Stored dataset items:
* * * * * * * * *
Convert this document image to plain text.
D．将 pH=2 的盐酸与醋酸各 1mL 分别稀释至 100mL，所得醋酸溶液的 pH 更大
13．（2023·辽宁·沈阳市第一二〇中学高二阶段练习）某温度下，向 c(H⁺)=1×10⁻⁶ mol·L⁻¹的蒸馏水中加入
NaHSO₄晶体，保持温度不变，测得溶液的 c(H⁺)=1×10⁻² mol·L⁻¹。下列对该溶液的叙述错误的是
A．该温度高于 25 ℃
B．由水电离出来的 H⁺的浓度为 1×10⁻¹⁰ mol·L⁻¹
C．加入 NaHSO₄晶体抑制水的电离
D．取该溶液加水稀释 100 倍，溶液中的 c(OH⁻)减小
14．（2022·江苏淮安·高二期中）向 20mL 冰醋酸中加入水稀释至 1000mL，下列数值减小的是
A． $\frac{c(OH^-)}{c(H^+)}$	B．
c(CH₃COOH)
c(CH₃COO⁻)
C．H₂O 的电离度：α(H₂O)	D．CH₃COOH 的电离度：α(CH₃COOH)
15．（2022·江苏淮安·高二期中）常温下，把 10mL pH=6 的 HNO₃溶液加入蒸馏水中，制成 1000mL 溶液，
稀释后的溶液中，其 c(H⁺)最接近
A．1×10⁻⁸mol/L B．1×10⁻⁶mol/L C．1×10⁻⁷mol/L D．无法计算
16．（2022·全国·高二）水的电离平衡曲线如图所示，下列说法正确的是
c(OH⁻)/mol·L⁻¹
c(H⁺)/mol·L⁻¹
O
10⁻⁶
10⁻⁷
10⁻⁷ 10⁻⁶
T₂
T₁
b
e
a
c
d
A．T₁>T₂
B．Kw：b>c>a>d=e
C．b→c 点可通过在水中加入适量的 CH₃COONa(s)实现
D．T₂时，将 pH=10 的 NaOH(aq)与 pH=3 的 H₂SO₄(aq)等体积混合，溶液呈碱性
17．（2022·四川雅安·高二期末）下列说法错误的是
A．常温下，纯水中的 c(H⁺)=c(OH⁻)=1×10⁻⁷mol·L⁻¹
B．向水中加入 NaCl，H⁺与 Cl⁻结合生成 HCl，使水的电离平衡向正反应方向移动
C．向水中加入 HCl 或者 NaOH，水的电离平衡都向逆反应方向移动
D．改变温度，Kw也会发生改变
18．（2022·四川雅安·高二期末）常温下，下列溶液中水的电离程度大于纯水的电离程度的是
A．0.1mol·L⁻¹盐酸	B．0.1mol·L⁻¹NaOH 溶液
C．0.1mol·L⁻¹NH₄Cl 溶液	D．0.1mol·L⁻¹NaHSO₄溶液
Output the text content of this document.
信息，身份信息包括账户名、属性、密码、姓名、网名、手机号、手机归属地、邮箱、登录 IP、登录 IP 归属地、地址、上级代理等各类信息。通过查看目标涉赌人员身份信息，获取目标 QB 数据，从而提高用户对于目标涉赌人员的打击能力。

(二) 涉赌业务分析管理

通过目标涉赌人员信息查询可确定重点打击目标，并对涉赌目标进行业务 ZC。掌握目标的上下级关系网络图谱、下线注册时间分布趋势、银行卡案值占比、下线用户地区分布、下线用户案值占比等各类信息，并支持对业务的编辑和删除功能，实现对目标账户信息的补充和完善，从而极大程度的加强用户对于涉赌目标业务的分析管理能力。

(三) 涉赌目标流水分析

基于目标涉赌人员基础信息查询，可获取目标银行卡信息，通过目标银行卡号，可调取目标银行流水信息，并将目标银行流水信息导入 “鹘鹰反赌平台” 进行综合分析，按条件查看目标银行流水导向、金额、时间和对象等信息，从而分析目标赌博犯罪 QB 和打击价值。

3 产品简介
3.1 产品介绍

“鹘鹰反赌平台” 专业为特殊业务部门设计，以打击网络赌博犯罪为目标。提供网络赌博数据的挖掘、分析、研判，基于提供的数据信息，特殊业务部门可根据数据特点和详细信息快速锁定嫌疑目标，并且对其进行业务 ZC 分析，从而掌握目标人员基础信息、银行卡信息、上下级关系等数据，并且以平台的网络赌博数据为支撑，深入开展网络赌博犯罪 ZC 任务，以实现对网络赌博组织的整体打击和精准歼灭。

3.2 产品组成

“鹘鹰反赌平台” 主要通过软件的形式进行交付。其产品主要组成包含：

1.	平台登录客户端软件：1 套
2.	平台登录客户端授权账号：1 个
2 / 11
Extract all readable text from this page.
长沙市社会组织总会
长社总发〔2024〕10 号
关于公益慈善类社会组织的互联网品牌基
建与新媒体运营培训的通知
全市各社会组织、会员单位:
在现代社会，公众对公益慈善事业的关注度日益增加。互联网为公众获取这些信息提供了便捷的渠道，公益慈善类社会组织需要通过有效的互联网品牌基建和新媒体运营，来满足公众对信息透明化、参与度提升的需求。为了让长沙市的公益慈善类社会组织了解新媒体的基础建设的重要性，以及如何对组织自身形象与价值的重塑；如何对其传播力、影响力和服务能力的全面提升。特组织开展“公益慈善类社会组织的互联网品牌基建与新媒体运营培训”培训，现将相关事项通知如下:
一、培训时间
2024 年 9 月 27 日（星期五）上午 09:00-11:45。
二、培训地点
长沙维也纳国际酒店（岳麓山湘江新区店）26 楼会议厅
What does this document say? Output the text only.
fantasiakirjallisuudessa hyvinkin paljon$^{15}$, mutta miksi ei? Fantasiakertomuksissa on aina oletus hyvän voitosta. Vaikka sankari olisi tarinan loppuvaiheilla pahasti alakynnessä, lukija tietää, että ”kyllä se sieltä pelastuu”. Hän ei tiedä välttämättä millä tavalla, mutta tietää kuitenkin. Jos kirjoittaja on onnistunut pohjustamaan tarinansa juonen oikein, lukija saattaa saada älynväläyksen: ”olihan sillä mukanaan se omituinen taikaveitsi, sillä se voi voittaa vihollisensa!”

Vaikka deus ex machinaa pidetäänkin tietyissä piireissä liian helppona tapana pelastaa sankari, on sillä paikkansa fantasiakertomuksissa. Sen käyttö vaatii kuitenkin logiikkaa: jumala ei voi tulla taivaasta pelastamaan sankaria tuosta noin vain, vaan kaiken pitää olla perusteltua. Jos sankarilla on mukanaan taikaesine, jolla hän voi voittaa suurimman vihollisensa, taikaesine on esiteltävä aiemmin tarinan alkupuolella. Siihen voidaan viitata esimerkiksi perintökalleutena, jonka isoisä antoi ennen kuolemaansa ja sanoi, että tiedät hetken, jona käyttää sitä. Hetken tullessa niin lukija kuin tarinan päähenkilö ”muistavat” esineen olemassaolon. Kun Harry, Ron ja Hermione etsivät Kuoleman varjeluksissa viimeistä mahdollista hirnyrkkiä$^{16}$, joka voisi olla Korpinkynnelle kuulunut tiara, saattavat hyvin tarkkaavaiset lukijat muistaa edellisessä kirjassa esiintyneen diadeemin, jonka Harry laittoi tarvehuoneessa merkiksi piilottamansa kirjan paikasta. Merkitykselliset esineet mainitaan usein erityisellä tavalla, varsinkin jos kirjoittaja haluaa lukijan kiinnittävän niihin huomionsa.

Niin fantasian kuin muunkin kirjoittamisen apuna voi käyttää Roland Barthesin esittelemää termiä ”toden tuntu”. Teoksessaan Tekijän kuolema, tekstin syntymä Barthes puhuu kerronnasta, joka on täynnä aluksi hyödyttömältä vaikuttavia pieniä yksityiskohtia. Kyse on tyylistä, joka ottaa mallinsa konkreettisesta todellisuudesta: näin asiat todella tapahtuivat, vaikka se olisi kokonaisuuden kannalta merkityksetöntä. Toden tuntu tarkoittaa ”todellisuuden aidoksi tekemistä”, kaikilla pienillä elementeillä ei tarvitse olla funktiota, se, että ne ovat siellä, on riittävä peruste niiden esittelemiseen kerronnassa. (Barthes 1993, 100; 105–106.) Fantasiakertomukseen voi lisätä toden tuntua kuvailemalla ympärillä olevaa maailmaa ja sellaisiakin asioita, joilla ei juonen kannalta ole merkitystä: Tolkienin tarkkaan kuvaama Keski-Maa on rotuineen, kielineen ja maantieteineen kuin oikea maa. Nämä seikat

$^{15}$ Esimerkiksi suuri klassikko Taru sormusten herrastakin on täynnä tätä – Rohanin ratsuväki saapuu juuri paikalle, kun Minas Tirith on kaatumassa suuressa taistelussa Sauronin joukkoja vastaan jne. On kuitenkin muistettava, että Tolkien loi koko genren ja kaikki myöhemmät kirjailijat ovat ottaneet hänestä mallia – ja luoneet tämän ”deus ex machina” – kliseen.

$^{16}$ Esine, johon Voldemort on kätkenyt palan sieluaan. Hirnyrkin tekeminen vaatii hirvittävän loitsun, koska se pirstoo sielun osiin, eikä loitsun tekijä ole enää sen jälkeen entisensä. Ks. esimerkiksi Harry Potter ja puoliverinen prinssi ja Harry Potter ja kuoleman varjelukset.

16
* * * * * * * * *
=== Exercise directions ===
Pull every line containing "四川雅安" from the material above.

=== Written response ===
17．（2022·四川雅安·高二期末）下列说法错误的是
18．（2022·四川雅安·高二期末）常温下，下列溶液中水的电离程度大于纯水的电离程度的是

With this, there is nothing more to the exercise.